*The request*. Set out each line from the following listing that includes the word "prípady".
----- Data provided
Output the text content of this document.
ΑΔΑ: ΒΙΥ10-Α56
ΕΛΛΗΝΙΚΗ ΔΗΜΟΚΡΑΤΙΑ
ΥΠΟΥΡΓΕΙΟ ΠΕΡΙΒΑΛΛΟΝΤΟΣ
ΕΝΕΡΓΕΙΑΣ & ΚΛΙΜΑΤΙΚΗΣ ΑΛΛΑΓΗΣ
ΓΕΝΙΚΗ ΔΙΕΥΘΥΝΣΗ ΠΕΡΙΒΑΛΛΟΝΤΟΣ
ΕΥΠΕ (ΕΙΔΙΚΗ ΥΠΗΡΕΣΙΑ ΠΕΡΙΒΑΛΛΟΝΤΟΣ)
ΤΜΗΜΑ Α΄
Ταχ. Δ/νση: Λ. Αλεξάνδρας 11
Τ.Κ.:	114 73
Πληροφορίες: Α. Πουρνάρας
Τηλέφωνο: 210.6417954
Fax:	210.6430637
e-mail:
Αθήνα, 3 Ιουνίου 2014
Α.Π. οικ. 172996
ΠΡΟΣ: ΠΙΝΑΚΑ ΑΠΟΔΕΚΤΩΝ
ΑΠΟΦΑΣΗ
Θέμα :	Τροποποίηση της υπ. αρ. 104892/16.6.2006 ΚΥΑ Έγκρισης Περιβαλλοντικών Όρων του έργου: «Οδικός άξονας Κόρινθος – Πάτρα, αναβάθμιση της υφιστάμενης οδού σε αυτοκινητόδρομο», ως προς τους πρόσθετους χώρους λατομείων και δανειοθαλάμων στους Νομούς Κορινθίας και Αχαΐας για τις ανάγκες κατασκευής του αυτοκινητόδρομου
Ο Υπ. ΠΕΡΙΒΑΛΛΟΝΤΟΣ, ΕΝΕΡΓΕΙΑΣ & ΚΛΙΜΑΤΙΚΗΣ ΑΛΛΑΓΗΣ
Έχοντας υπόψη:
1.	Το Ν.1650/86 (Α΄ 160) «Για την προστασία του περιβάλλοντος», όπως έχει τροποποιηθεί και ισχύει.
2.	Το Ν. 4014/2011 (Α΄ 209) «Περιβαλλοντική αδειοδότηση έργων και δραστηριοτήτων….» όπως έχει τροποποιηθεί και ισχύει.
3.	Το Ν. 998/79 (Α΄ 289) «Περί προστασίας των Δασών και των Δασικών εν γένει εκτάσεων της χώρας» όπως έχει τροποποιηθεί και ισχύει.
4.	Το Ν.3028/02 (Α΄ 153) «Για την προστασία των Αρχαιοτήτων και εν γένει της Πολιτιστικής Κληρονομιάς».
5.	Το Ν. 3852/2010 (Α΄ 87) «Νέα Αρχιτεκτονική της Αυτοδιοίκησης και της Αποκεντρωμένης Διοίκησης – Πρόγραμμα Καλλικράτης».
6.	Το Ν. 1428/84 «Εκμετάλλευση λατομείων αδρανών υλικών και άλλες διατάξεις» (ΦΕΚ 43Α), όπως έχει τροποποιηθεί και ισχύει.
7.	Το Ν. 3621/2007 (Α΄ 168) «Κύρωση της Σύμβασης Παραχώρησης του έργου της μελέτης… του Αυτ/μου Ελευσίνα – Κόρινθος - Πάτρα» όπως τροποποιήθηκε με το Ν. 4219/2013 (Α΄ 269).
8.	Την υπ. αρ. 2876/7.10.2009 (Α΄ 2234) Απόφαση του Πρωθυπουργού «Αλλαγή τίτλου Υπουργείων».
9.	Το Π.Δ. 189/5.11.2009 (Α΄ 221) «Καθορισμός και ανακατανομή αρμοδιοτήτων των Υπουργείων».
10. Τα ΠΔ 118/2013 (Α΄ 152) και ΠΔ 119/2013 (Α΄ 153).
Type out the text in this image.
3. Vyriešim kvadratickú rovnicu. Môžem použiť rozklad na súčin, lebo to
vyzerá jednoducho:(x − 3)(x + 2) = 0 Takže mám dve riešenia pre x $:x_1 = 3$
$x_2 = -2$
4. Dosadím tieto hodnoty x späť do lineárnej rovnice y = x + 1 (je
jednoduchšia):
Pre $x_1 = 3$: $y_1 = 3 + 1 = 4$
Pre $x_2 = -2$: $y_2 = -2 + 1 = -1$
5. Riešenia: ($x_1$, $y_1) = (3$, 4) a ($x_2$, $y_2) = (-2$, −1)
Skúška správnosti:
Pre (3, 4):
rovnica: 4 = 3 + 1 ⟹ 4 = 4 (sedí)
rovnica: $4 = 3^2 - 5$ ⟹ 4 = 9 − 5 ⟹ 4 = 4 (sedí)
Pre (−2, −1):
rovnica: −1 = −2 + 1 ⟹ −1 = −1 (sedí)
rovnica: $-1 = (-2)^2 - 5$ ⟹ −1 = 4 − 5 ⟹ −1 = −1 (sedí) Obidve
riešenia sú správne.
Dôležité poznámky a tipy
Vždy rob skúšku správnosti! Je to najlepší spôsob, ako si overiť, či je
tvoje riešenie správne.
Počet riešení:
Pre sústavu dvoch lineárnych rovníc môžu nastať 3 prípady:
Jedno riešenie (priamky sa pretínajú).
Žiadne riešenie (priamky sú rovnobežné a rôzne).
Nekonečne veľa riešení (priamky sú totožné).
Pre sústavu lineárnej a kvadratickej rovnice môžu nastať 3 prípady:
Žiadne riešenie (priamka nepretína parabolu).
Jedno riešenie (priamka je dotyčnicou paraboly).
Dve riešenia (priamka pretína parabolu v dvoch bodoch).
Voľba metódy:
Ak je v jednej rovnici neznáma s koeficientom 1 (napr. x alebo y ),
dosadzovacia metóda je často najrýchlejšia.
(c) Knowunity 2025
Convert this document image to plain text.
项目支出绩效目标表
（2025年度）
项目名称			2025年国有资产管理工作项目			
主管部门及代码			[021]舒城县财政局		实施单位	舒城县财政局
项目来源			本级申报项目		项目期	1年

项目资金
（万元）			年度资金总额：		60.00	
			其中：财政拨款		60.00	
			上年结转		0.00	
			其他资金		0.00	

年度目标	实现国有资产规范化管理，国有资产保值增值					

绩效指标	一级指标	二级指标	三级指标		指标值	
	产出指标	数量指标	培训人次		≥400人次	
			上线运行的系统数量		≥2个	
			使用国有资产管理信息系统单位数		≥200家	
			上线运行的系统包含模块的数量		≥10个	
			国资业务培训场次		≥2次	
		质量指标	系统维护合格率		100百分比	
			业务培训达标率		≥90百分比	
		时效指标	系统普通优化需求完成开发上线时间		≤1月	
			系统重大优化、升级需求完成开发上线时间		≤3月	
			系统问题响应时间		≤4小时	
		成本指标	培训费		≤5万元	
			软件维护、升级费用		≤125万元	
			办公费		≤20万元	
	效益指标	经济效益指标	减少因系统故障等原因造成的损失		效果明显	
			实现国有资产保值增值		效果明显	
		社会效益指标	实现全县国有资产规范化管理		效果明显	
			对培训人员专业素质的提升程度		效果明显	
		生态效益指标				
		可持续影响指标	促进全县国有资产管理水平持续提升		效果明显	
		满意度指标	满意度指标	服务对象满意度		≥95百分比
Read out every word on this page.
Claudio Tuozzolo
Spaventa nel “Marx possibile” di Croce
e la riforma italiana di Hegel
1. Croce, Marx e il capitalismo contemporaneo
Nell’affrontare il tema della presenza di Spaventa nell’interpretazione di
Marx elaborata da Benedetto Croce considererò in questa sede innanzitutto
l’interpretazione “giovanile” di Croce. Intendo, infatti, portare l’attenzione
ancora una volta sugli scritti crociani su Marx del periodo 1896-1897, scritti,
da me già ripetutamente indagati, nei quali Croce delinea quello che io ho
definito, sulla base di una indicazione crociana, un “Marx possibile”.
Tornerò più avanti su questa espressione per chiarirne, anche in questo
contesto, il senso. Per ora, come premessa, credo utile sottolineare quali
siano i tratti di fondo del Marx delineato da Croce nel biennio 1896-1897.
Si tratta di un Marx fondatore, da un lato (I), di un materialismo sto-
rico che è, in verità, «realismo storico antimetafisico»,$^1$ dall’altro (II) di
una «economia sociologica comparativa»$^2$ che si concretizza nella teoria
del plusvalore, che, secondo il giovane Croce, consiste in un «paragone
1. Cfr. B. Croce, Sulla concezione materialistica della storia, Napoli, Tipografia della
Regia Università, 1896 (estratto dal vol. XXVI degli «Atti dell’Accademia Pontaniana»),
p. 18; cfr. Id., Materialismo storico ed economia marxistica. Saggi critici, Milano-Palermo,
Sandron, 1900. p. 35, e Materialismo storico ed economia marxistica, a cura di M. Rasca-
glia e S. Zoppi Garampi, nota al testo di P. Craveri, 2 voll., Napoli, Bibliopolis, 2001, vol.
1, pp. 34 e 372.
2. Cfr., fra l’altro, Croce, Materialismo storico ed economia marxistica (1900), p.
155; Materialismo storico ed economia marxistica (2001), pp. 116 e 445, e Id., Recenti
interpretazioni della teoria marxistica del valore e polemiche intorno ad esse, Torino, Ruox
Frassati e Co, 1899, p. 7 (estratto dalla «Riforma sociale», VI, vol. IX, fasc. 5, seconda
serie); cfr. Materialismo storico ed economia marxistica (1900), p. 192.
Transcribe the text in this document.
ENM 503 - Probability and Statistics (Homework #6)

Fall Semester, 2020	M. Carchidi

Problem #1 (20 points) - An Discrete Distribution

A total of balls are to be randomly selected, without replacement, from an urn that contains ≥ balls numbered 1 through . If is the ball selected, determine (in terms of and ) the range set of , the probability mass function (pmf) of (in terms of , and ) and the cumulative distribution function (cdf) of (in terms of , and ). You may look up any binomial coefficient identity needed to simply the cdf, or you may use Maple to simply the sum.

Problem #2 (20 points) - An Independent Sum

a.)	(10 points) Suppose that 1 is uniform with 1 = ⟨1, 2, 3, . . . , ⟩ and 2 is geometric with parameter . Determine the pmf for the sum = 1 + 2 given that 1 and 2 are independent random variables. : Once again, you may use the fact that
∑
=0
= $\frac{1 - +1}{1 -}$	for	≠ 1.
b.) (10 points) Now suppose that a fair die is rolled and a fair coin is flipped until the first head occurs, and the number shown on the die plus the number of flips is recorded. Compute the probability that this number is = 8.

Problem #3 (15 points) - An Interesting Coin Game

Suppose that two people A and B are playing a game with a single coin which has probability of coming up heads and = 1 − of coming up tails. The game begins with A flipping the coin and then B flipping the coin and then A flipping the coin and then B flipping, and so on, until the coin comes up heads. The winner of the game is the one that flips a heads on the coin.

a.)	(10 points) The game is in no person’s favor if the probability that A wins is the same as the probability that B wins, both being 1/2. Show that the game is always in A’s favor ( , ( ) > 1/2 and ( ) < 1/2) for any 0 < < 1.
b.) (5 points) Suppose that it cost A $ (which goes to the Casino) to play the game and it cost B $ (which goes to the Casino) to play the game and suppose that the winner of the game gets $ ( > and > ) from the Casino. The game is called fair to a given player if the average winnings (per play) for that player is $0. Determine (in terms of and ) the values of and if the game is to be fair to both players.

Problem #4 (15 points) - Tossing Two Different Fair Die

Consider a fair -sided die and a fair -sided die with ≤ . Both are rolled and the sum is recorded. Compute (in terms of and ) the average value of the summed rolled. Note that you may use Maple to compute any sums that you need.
----------
*Completed exercise*.
Pre sústavu dvoch lineárnych rovníc môžu nastať 3 prípady:
Pre sústavu lineárnej a kvadratickej rovnice môžu nastať 3 prípady:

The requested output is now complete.